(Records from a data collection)
● ● ● ● ● ● ●

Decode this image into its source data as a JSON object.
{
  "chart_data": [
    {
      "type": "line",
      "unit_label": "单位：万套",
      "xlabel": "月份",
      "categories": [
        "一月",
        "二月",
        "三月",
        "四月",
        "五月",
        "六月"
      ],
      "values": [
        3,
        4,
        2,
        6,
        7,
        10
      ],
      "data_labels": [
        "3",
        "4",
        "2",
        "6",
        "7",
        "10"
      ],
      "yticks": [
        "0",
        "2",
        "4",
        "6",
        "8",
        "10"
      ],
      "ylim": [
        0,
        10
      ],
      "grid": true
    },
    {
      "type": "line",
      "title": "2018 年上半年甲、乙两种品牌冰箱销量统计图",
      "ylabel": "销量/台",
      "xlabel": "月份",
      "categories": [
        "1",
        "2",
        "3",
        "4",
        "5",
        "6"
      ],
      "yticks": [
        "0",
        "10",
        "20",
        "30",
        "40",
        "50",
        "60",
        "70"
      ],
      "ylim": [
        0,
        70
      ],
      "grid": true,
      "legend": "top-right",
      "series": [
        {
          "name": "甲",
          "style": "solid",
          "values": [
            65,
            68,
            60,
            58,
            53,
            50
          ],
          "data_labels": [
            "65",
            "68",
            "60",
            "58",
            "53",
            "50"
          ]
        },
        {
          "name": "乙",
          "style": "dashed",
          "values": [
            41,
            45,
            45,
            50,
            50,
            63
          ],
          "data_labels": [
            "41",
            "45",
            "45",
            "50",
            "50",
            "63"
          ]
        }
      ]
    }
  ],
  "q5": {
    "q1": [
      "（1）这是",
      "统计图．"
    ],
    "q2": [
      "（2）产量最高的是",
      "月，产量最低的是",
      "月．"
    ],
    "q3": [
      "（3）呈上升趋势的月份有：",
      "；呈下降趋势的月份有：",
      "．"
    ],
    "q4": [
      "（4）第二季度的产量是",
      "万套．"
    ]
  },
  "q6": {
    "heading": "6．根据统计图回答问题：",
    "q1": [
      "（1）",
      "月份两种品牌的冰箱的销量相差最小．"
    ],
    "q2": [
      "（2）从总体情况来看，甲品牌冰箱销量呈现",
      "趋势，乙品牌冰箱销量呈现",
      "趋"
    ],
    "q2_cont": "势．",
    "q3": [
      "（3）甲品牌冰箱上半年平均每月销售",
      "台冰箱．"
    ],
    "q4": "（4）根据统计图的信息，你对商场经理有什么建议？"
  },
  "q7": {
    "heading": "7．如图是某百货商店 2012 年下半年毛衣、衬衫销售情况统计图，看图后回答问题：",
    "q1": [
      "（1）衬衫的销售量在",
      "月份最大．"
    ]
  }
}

● ● ● ● ● ● ●

▸ **Work to be completed**:
Go back to the listing above and please repeat it exactly.

▸ **Task solution**:
Decode this image into its source data as a JSON object.
{
  "chart_data": [
    {
      "type": "line",
      "unit_label": "单位：万套",
      "xlabel": "月份",
      "categories": [
        "一月",
        "二月",
        "三月",
        "四月",
        "五月",
        "六月"
      ],
      "values": [
        3,
        4,
        2,
        6,
        7,
        10
      ],
      "data_labels": [
        "3",
        "4",
        "2",
        "6",
        "7",
        "10"
      ],
      "yticks": [
        "0",
        "2",
        "4",
        "6",
        "8",
        "10"
      ],
      "ylim": [
        0,
        10
      ],
      "grid": true
    },
    {
      "type": "line",
      "title": "2018 年上半年甲、乙两种品牌冰箱销量统计图",
      "ylabel": "销量/台",
      "xlabel": "月份",
      "categories": [
        "1",
        "2",
        "3",
        "4",
        "5",
        "6"
      ],
      "yticks": [
        "0",
        "10",
        "20",
        "30",
        "40",
        "50",
        "60",
        "70"
      ],
      "ylim": [
        0,
        70
      ],
      "grid": true,
      "legend": "top-right",
      "series": [
        {
          "name": "甲",
          "style": "solid",
          "values": [
            65,
            68,
            60,
            58,
            53,
            50
          ],
          "data_labels": [
            "65",
            "68",
            "60",
            "58",
            "53",
            "50"
          ]
        },
        {
          "name": "乙",
          "style": "dashed",
          "values": [
            41,
            45,
            45,
            50,
            50,
            63
          ],
          "data_labels": [
            "41",
            "45",
            "45",
            "50",
            "50",
            "63"
          ]
        }
      ]
    }
  ],
  "q5": {
    "q1": [
      "（1）这是",
      "统计图．"
    ],
    "q2": [
      "（2）产量最高的是",
      "月，产量最低的是",
      "月．"
    ],
    "q3": [
      "（3）呈上升趋势的月份有：",
      "；呈下降趋势的月份有：",
      "．"
    ],
    "q4": [
      "（4）第二季度的产量是",
      "万套．"
    ]
  },
  "q6": {
    "heading": "6．根据统计图回答问题：",
    "q1": [
      "（1）",
      "月份两种品牌的冰箱的销量相差最小．"
    ],
    "q2": [
      "（2）从总体情况来看，甲品牌冰箱销量呈现",
      "趋势，乙品牌冰箱销量呈现",
      "趋"
    ],
    "q2_cont": "势．",
    "q3": [
      "（3）甲品牌冰箱上半年平均每月销售",
      "台冰箱．"
    ],
    "q4": "（4）根据统计图的信息，你对商场经理有什么建议？"
  },
  "q7": {
    "heading": "7．如图是某百货商店 2012 年下半年毛衣、衬衫销售情况统计图，看图后回答问题：",
    "q1": [
      "（1）衬衫的销售量在",
      "月份最大．"
    ]
  }
}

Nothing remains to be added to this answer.